■ Job: Return the entries below verbatim. Pictures stay out.

========================================

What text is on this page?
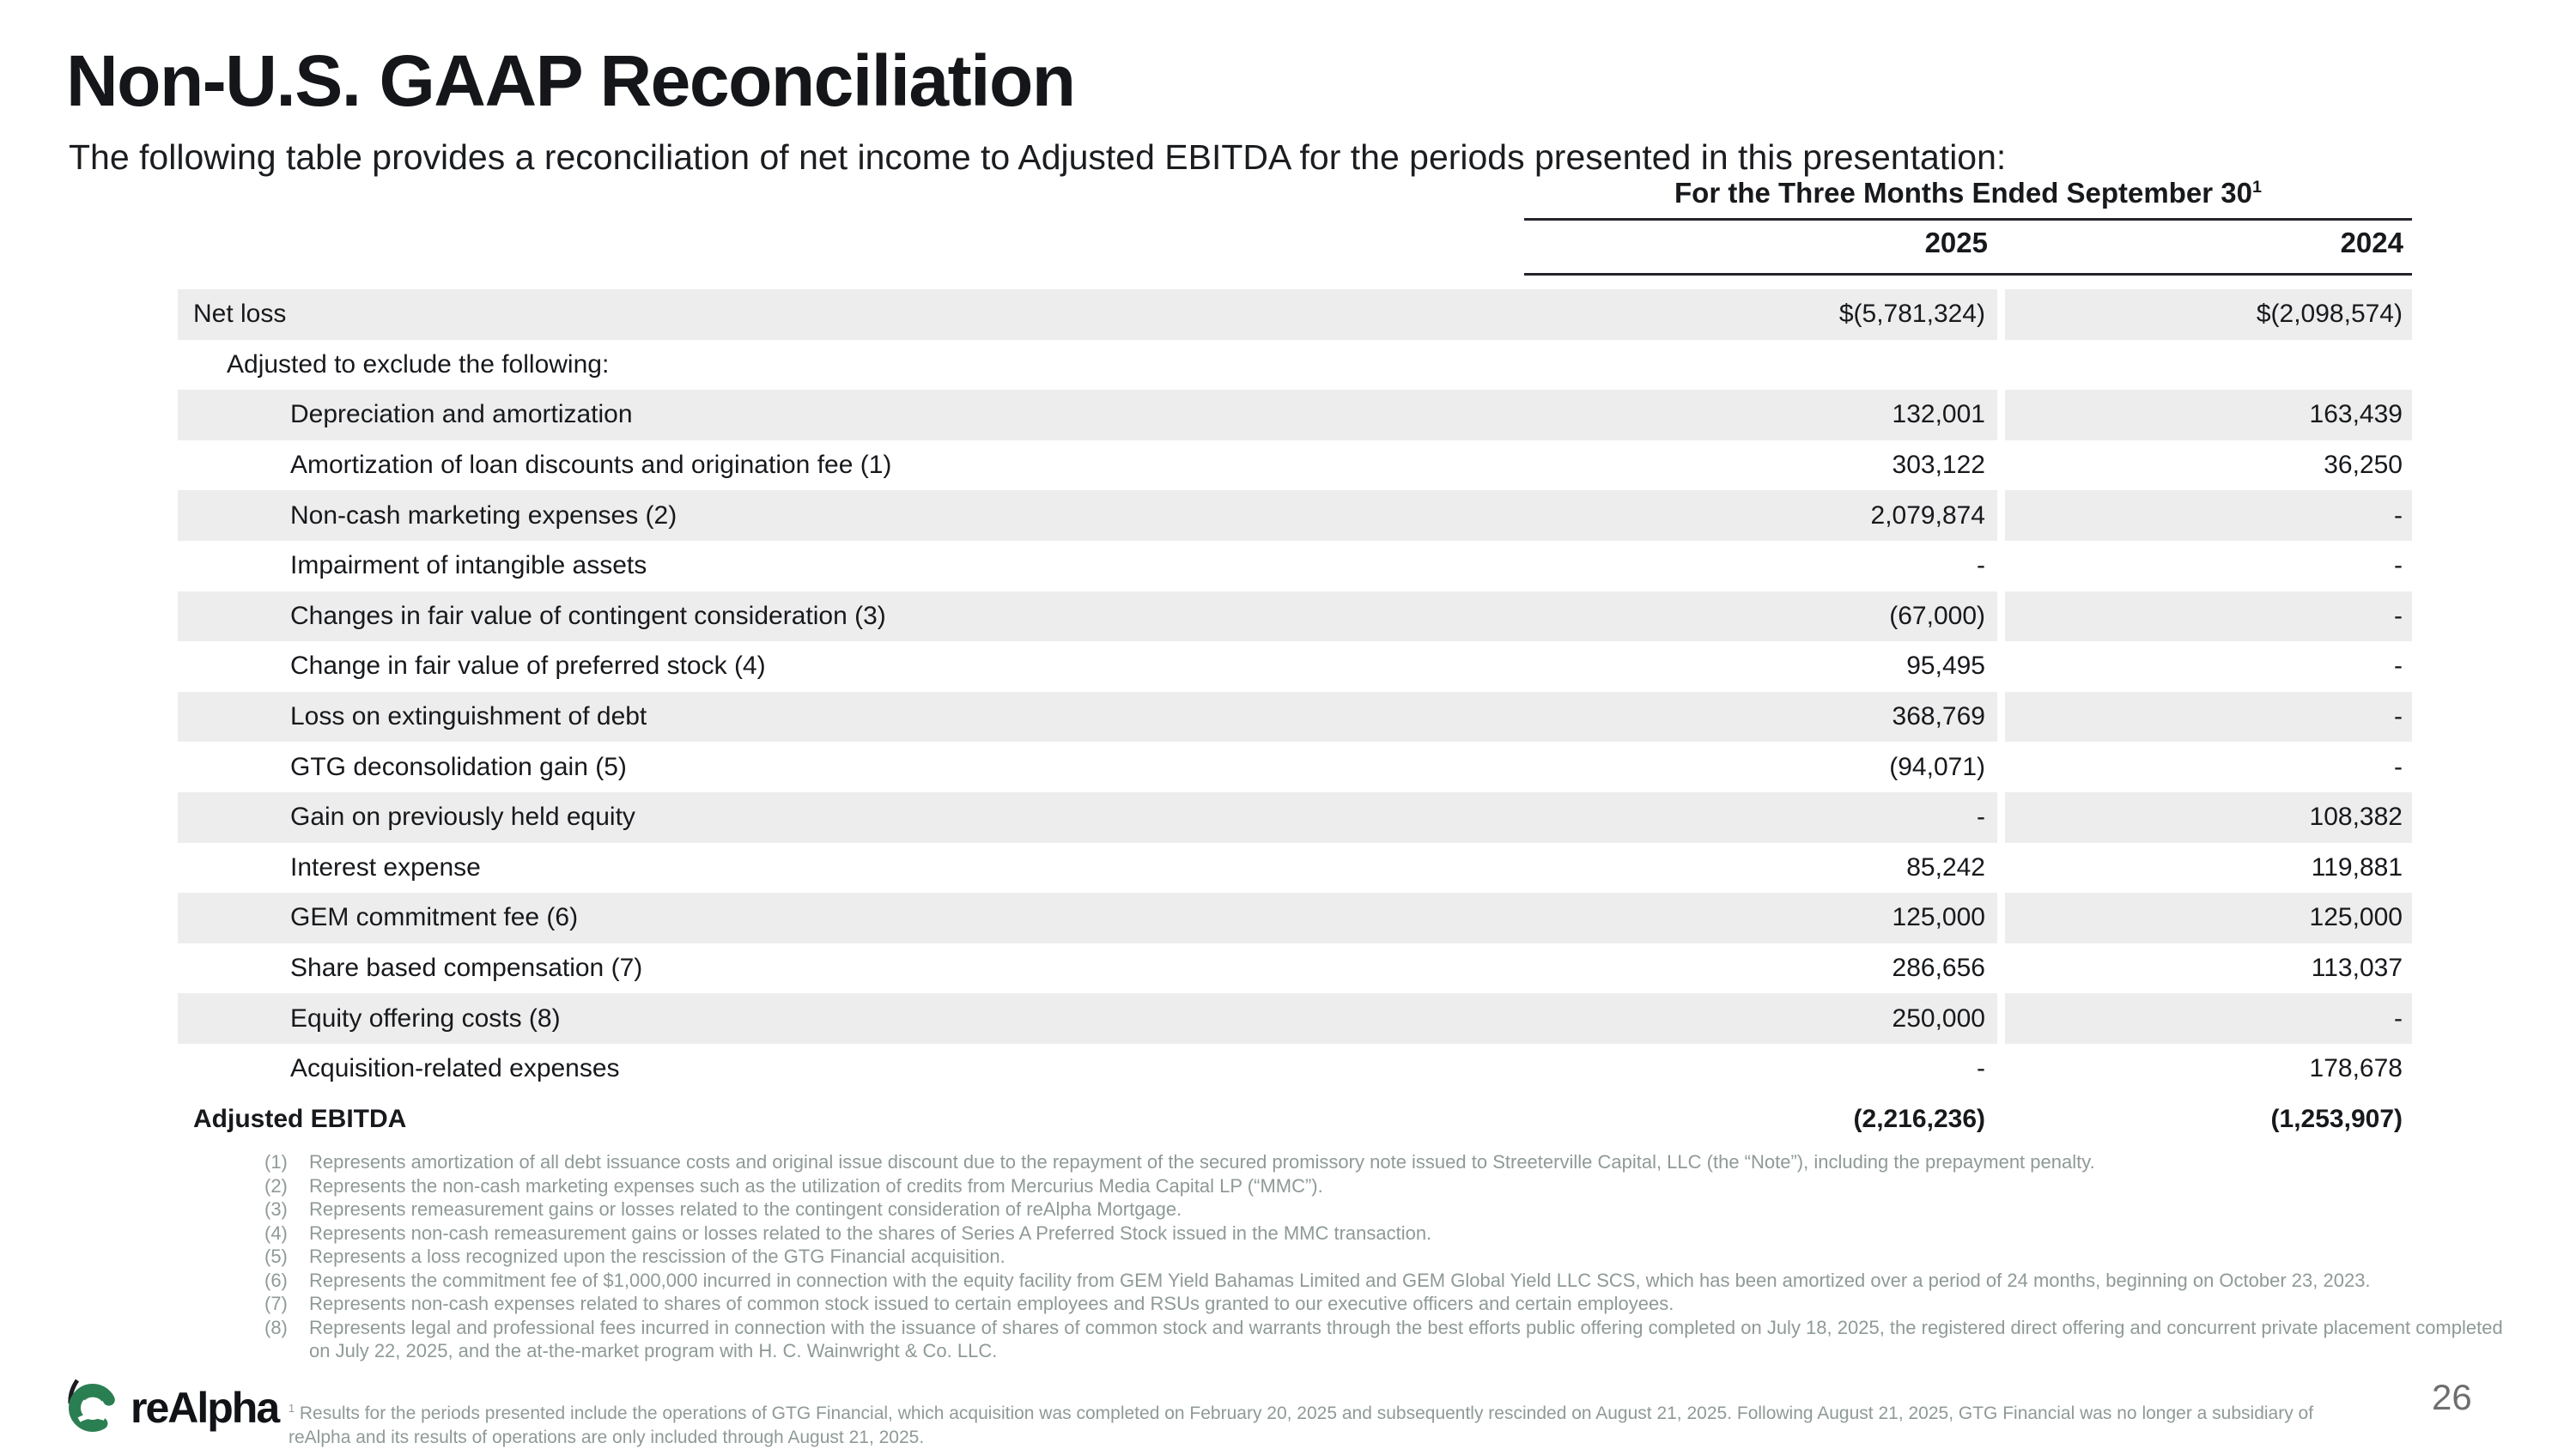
Non-U.S. GAAP Reconciliation
The following table provides a reconciliation of net income to Adjusted EBITDA for the periods presented in this presentation:
For the Three Months Ended September $30^1$
2025	2024
Net loss	$(5,781,324)	$(2,098,574)
Adjusted to exclude the following:
Depreciation and amortization	132,001	163,439
Amortization of loan discounts and origination fee (1)	303,122	36,250
Non-cash marketing expenses (2)	2,079,874	-
Impairment of intangible assets	-	-
Changes in fair value of contingent consideration (3)	(67,000)	-
Change in fair value of preferred stock (4)	95,495	-
Loss on extinguishment of debt	368,769	-
GTG deconsolidation gain (5)	(94,071)	-
Gain on previously held equity	-	108,382
Interest expense	85,242	119,881
GEM commitment fee (6)	125,000	125,000
Share based compensation (7)	286,656	113,037
Equity offering costs (8)	250,000	-
Acquisition-related expenses	-	178,678
Adjusted EBITDA	(2,216,236)	(1,253,907)
(1)	Represents amortization of all debt issuance costs and original issue discount due to the repayment of the secured promissory note issued to Streeterville Capital, LLC (the “Note”), including the prepayment penalty.
(2)	Represents the non-cash marketing expenses such as the utilization of credits from Mercurius Media Capital LP (“MMC”).
(3)	Represents remeasurement gains or losses related to the contingent consideration of reAlpha Mortgage.
(4)	Represents non-cash remeasurement gains or losses related to the shares of Series A Preferred Stock issued in the MMC transaction.
(5)	Represents a loss recognized upon the rescission of the GTG Financial acquisition.
(6)	Represents the commitment fee of $1,000,000 incurred in connection with the equity facility from GEM Yield Bahamas Limited and GEM Global Yield LLC SCS, which has been amortized over a period of 24 months, beginning on October 23, 2023.
(7)	Represents non-cash expenses related to shares of common stock issued to certain employees and RSUs granted to our executive officers and certain employees.
(8)	Represents legal and professional fees incurred in connection with the issuance of shares of common stock and warrants through the best efforts public offering completed on July 18, 2025, the registered direct offering and concurrent private placement completed on July 22, 2025, and the at-the-market program with H. C. Wainwright & Co. LLC.
reAlpha $^1$ Results for the periods presented include the operations of GTG Financial, which acquisition was completed on February 20, 2025 and subsequently rescinded on August 21, 2025. Following August 21, 2025, GTG Financial was no longer a subsidiary of reAlpha and its results of operations are only included through August 21, 2025.
26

========================================

■ Task result:
What text is on this page?
Non-U.S. GAAP Reconciliation
The following table provides a reconciliation of net income to Adjusted EBITDA for the periods presented in this presentation:
For the Three Months Ended September $30^1$
2025	2024
Net loss	$(5,781,324)	$(2,098,574)
Adjusted to exclude the following:
Depreciation and amortization	132,001	163,439
Amortization of loan discounts and origination fee (1)	303,122	36,250
Non-cash marketing expenses (2)	2,079,874	-
Impairment of intangible assets	-	-
Changes in fair value of contingent consideration (3)	(67,000)	-
Change in fair value of preferred stock (4)	95,495	-
Loss on extinguishment of debt	368,769	-
GTG deconsolidation gain (5)	(94,071)	-
Gain on previously held equity	-	108,382
Interest expense	85,242	119,881
GEM commitment fee (6)	125,000	125,000
Share based compensation (7)	286,656	113,037
Equity offering costs (8)	250,000	-
Acquisition-related expenses	-	178,678
Adjusted EBITDA	(2,216,236)	(1,253,907)
(1)	Represents amortization of all debt issuance costs and original issue discount due to the repayment of the secured promissory note issued to Streeterville Capital, LLC (the “Note”), including the prepayment penalty.
(2)	Represents the non-cash marketing expenses such as the utilization of credits from Mercurius Media Capital LP (“MMC”).
(3)	Represents remeasurement gains or losses related to the contingent consideration of reAlpha Mortgage.
(4)	Represents non-cash remeasurement gains or losses related to the shares of Series A Preferred Stock issued in the MMC transaction.
(5)	Represents a loss recognized upon the rescission of the GTG Financial acquisition.
(6)	Represents the commitment fee of $1,000,000 incurred in connection with the equity facility from GEM Yield Bahamas Limited and GEM Global Yield LLC SCS, which has been amortized over a period of 24 months, beginning on October 23, 2023.
(7)	Represents non-cash expenses related to shares of common stock issued to certain employees and RSUs granted to our executive officers and certain employees.
(8)	Represents legal and professional fees incurred in connection with the issuance of shares of common stock and warrants through the best efforts public offering completed on July 18, 2025, the registered direct offering and concurrent private placement completed on July 22, 2025, and the at-the-market program with H. C. Wainwright & Co. LLC.
reAlpha $^1$ Results for the periods presented include the operations of GTG Financial, which acquisition was completed on February 20, 2025 and subsequently rescinded on August 21, 2025. Following August 21, 2025, GTG Financial was no longer a subsidiary of reAlpha and its results of operations are only included through August 21, 2025.
26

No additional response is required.